───── ENTRIES PROVIDED ─────
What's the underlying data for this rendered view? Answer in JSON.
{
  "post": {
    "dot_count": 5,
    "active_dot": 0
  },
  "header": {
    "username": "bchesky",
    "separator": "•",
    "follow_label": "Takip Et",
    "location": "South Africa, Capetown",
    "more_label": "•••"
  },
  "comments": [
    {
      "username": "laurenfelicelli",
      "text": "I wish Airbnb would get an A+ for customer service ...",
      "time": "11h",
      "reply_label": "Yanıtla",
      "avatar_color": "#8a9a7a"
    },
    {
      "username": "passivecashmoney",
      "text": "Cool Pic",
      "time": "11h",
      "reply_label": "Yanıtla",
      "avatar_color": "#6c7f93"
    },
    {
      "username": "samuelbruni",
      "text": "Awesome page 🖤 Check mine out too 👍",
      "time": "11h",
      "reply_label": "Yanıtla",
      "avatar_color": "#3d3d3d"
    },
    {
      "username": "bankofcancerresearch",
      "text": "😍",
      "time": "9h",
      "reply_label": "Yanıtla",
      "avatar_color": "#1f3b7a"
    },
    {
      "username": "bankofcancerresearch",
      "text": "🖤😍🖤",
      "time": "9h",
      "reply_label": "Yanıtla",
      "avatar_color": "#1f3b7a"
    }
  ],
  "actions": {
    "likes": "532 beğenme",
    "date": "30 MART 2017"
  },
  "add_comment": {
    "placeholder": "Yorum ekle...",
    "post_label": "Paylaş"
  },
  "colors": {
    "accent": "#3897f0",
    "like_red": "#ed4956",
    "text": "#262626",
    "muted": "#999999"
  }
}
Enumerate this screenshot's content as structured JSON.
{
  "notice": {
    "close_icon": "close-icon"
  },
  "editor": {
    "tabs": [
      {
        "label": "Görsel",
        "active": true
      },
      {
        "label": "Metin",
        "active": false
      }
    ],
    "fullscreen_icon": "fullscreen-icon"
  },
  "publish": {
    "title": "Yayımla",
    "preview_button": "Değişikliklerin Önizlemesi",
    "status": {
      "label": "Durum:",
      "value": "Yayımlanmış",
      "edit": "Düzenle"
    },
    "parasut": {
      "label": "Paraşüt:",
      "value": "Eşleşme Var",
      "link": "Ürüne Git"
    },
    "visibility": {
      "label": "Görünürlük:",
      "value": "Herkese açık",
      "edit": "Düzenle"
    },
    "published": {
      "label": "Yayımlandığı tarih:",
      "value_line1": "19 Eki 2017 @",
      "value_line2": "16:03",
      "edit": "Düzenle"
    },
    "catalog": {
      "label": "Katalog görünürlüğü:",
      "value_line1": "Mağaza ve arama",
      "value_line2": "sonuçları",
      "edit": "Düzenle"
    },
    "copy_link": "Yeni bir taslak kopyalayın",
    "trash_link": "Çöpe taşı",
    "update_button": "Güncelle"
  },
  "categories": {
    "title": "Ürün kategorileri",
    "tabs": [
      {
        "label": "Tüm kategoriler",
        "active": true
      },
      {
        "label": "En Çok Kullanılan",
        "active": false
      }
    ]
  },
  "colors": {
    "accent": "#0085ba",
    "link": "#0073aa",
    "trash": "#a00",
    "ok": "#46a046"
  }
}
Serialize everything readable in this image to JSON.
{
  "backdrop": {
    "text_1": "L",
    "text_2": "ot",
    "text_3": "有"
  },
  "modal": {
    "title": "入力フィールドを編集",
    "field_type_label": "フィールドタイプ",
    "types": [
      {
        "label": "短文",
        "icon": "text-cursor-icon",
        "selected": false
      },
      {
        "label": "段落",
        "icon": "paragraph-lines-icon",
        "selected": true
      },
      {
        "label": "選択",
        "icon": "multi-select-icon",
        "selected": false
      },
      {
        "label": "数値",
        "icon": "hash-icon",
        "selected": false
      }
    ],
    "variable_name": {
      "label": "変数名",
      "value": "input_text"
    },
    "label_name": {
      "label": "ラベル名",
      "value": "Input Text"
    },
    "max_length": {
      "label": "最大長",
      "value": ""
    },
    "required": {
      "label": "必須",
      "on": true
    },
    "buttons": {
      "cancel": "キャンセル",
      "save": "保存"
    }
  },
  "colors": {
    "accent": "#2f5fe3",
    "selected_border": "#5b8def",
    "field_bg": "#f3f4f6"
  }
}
─────
_STATED PROBLEM_:
Print out the whole listing exactly as it appears.

_WRITTEN ANSWER_:
What's the underlying data for this rendered view? Answer in JSON.
{
  "post": {
    "dot_count": 5,
    "active_dot": 0
  },
  "header": {
    "username": "bchesky",
    "separator": "•",
    "follow_label": "Takip Et",
    "location": "South Africa, Capetown",
    "more_label": "•••"
  },
  "comments": [
    {
      "username": "laurenfelicelli",
      "text": "I wish Airbnb would get an A+ for customer service ...",
      "time": "11h",
      "reply_label": "Yanıtla",
      "avatar_color": "#8a9a7a"
    },
    {
      "username": "passivecashmoney",
      "text": "Cool Pic",
      "time": "11h",
      "reply_label": "Yanıtla",
      "avatar_color": "#6c7f93"
    },
    {
      "username": "samuelbruni",
      "text": "Awesome page 🖤 Check mine out too 👍",
      "time": "11h",
      "reply_label": "Yanıtla",
      "avatar_color": "#3d3d3d"
    },
    {
      "username": "bankofcancerresearch",
      "text": "😍",
      "time": "9h",
      "reply_label": "Yanıtla",
      "avatar_color": "#1f3b7a"
    },
    {
      "username": "bankofcancerresearch",
      "text": "🖤😍🖤",
      "time": "9h",
      "reply_label": "Yanıtla",
      "avatar_color": "#1f3b7a"
    }
  ],
  "actions": {
    "likes": "532 beğenme",
    "date": "30 MART 2017"
  },
  "add_comment": {
    "placeholder": "Yorum ekle...",
    "post_label": "Paylaş"
  },
  "colors": {
    "accent": "#3897f0",
    "like_red": "#ed4956",
    "text": "#262626",
    "muted": "#999999"
  }
}
Enumerate this screenshot's content as structured JSON.
{
  "notice": {
    "close_icon": "close-icon"
  },
  "editor": {
    "tabs": [
      {
        "label": "Görsel",
        "active": true
      },
      {
        "label": "Metin",
        "active": false
      }
    ],
    "fullscreen_icon": "fullscreen-icon"
  },
  "publish": {
    "title": "Yayımla",
    "preview_button": "Değişikliklerin Önizlemesi",
    "status": {
      "label": "Durum:",
      "value": "Yayımlanmış",
      "edit": "Düzenle"
    },
    "parasut": {
      "label": "Paraşüt:",
      "value": "Eşleşme Var",
      "link": "Ürüne Git"
    },
    "visibility": {
      "label": "Görünürlük:",
      "value": "Herkese açık",
      "edit": "Düzenle"
    },
    "published": {
      "label": "Yayımlandığı tarih:",
      "value_line1": "19 Eki 2017 @",
      "value_line2": "16:03",
      "edit": "Düzenle"
    },
    "catalog": {
      "label": "Katalog görünürlüğü:",
      "value_line1": "Mağaza ve arama",
      "value_line2": "sonuçları",
      "edit": "Düzenle"
    },
    "copy_link": "Yeni bir taslak kopyalayın",
    "trash_link": "Çöpe taşı",
    "update_button": "Güncelle"
  },
  "categories": {
    "title": "Ürün kategorileri",
    "tabs": [
      {
        "label": "Tüm kategoriler",
        "active": true
      },
      {
        "label": "En Çok Kullanılan",
        "active": false
      }
    ]
  },
  "colors": {
    "accent": "#0085ba",
    "link": "#0073aa",
    "trash": "#a00",
    "ok": "#46a046"
  }
}
Serialize everything readable in this image to JSON.
{
  "backdrop": {
    "text_1": "L",
    "text_2": "ot",
    "text_3": "有"
  },
  "modal": {
    "title": "入力フィールドを編集",
    "field_type_label": "フィールドタイプ",
    "types": [
      {
        "label": "短文",
        "icon": "text-cursor-icon",
        "selected": false
      },
      {
        "label": "段落",
        "icon": "paragraph-lines-icon",
        "selected": true
      },
      {
        "label": "選択",
        "icon": "multi-select-icon",
        "selected": false
      },
      {
        "label": "数値",
        "icon": "hash-icon",
        "selected": false
      }
    ],
    "variable_name": {
      "label": "変数名",
      "value": "input_text"
    },
    "label_name": {
      "label": "ラベル名",
      "value": "Input Text"
    },
    "max_length": {
      "label": "最大長",
      "value": ""
    },
    "required": {
      "label": "必須",
      "on": true
    },
    "buttons": {
      "cancel": "キャンセル",
      "save": "保存"
    }
  },
  "colors": {
    "accent": "#2f5fe3",
    "selected_border": "#5b8def",
    "field_bg": "#f3f4f6"
  }
}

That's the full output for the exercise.